▸ What you should do
Extract the records below word for word and ignore the images.

▸ Data shown

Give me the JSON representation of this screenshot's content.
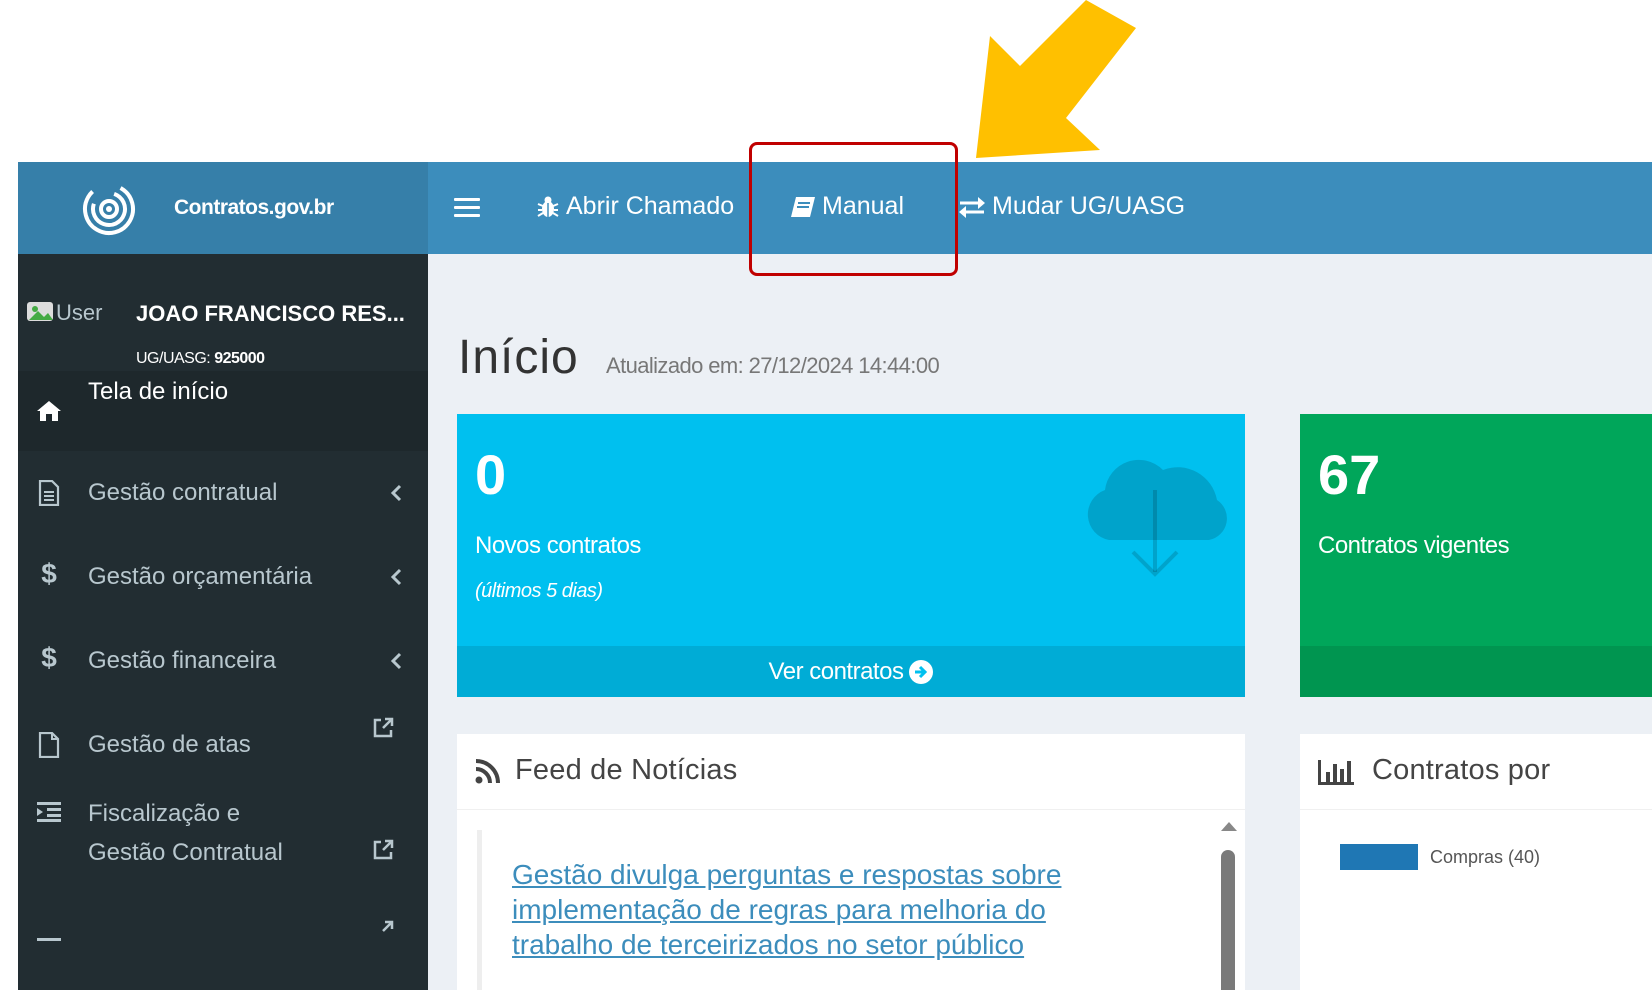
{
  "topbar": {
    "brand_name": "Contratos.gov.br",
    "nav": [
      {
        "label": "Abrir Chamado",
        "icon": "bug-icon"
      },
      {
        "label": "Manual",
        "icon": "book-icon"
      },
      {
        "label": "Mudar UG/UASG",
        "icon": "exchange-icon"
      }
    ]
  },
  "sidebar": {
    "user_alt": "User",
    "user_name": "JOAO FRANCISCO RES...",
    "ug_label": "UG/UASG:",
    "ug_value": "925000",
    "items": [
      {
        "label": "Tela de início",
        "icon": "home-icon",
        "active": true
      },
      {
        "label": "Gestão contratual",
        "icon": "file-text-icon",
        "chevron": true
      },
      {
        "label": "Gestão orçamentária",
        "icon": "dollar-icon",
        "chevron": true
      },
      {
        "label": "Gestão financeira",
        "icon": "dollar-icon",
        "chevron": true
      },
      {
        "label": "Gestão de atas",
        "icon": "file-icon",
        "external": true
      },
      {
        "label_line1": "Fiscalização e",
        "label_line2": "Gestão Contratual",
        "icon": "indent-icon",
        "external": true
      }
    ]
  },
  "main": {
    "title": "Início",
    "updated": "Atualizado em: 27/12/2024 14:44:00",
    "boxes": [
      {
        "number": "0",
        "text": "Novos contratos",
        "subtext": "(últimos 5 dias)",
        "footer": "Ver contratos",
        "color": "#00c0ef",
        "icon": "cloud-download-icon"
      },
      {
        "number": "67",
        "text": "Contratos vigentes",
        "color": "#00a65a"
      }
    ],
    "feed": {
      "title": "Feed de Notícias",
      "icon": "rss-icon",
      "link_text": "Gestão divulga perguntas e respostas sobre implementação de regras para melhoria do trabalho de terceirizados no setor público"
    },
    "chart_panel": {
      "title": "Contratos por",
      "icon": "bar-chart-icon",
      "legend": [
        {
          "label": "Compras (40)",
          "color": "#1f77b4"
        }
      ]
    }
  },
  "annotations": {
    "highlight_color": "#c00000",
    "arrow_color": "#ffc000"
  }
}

▸ Written response
Give me the JSON representation of this screenshot's content.
{
  "topbar": {
    "brand_name": "Contratos.gov.br",
    "nav": [
      {
        "label": "Abrir Chamado",
        "icon": "bug-icon"
      },
      {
        "label": "Manual",
        "icon": "book-icon"
      },
      {
        "label": "Mudar UG/UASG",
        "icon": "exchange-icon"
      }
    ]
  },
  "sidebar": {
    "user_alt": "User",
    "user_name": "JOAO FRANCISCO RES...",
    "ug_label": "UG/UASG:",
    "ug_value": "925000",
    "items": [
      {
        "label": "Tela de início",
        "icon": "home-icon",
        "active": true
      },
      {
        "label": "Gestão contratual",
        "icon": "file-text-icon",
        "chevron": true
      },
      {
        "label": "Gestão orçamentária",
        "icon": "dollar-icon",
        "chevron": true
      },
      {
        "label": "Gestão financeira",
        "icon": "dollar-icon",
        "chevron": true
      },
      {
        "label": "Gestão de atas",
        "icon": "file-icon",
        "external": true
      },
      {
        "label_line1": "Fiscalização e",
        "label_line2": "Gestão Contratual",
        "icon": "indent-icon",
        "external": true
      }
    ]
  },
  "main": {
    "title": "Início",
    "updated": "Atualizado em: 27/12/2024 14:44:00",
    "boxes": [
      {
        "number": "0",
        "text": "Novos contratos",
        "subtext": "(últimos 5 dias)",
        "footer": "Ver contratos",
        "color": "#00c0ef",
        "icon": "cloud-download-icon"
      },
      {
        "number": "67",
        "text": "Contratos vigentes",
        "color": "#00a65a"
      }
    ],
    "feed": {
      "title": "Feed de Notícias",
      "icon": "rss-icon",
      "link_text": "Gestão divulga perguntas e respostas sobre implementação de regras para melhoria do trabalho de terceirizados no setor público"
    },
    "chart_panel": {
      "title": "Contratos por",
      "icon": "bar-chart-icon",
      "legend": [
        {
          "label": "Compras (40)",
          "color": "#1f77b4"
        }
      ]
    }
  },
  "annotations": {
    "highlight_color": "#c00000",
    "arrow_color": "#ffc000"
  }
}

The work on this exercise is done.